**AIM**:
Find every line in the records that holds the string "recreo". Copy each one.

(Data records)

---------------

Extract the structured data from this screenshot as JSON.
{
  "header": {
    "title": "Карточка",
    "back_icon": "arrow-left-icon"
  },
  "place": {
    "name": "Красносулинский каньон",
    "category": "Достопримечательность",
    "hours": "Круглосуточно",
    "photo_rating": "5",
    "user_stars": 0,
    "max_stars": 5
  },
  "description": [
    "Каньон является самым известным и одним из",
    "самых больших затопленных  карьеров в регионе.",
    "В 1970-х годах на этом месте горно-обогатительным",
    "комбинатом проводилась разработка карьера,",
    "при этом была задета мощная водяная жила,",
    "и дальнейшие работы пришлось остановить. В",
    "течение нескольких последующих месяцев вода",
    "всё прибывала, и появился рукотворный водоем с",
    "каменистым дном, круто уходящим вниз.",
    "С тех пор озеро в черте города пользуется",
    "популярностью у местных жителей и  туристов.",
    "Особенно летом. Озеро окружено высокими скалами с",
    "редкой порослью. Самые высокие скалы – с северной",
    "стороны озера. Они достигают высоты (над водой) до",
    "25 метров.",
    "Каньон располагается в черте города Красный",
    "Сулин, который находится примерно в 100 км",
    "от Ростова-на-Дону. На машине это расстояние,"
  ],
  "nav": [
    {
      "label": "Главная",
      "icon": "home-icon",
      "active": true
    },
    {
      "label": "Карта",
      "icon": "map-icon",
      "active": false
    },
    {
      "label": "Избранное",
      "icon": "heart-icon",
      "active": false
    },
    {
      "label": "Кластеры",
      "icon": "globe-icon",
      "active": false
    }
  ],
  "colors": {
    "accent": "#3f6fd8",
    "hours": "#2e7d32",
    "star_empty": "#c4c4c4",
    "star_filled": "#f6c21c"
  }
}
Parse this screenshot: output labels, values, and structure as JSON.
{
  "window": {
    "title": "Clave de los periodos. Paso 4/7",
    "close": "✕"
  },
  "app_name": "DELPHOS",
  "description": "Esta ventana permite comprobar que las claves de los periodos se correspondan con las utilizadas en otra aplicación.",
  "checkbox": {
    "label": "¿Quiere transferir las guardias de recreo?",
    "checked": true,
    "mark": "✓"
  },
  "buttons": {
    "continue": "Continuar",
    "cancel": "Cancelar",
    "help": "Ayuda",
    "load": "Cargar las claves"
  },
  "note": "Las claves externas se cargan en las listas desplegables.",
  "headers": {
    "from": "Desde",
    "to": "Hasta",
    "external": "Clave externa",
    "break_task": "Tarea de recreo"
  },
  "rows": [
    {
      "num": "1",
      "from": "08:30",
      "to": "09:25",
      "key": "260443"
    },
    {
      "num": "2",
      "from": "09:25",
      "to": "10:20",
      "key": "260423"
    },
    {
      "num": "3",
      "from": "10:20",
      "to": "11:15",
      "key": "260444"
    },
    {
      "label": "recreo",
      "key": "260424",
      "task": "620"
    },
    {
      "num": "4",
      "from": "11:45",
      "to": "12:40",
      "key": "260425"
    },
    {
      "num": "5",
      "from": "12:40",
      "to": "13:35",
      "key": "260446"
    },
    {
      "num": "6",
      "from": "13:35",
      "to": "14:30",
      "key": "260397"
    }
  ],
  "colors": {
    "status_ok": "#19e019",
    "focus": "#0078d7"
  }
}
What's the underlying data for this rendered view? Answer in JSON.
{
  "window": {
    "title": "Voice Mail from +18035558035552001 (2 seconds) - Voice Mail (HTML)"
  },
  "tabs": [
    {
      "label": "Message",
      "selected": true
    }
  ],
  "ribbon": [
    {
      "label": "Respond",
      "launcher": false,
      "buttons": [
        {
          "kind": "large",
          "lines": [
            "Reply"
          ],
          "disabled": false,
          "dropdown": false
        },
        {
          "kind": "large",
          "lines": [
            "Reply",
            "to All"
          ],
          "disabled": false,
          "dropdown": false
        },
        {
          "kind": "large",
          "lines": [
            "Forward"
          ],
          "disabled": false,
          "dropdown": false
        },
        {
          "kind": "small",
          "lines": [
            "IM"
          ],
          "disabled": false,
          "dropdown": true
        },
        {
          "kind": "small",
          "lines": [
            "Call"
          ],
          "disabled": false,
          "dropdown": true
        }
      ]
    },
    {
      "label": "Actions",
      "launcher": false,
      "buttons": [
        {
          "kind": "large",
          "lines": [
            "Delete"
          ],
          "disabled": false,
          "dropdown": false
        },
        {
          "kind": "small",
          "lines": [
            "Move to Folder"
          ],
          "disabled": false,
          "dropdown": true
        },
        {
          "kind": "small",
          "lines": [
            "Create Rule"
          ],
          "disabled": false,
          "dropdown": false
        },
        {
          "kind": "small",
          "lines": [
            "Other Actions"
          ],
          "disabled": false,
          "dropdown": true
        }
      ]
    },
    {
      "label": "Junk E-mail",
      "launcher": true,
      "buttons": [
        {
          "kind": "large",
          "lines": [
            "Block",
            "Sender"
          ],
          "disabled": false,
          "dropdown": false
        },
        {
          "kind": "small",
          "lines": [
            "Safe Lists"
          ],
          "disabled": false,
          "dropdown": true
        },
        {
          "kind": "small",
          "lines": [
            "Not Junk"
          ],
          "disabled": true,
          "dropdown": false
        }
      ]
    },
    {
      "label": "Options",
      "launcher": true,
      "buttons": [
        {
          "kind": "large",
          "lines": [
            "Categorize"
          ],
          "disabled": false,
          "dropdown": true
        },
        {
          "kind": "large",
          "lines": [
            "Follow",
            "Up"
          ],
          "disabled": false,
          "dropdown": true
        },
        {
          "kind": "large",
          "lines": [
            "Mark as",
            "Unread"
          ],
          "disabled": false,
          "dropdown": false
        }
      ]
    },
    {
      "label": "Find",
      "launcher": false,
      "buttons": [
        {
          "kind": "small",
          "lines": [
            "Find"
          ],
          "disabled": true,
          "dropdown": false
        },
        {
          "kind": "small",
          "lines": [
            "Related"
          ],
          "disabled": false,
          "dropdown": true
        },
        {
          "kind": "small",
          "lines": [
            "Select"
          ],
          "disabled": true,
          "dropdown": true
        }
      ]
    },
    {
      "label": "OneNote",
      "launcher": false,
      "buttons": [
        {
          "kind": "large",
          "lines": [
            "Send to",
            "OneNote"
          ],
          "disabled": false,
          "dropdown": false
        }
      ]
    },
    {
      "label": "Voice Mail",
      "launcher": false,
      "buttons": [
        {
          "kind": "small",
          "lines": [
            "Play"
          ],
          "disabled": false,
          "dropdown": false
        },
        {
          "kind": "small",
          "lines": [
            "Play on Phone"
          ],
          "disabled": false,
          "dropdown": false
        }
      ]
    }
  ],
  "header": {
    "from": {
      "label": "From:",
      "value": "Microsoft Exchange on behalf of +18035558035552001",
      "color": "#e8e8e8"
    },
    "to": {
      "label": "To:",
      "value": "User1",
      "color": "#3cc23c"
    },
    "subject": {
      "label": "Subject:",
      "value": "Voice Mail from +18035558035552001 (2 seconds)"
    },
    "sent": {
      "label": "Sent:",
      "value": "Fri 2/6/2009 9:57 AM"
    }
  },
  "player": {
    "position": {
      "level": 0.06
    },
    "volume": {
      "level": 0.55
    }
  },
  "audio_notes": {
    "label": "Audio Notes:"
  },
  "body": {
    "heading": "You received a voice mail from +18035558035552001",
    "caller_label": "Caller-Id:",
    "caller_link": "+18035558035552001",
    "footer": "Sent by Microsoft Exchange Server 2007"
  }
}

---------------

**RESPONSE TO THIS EXERCISE**:
    "label": "¿Quiere transferir las guardias de recreo?",
    "break_task": "Tarea de recreo"
      "label": "recreo",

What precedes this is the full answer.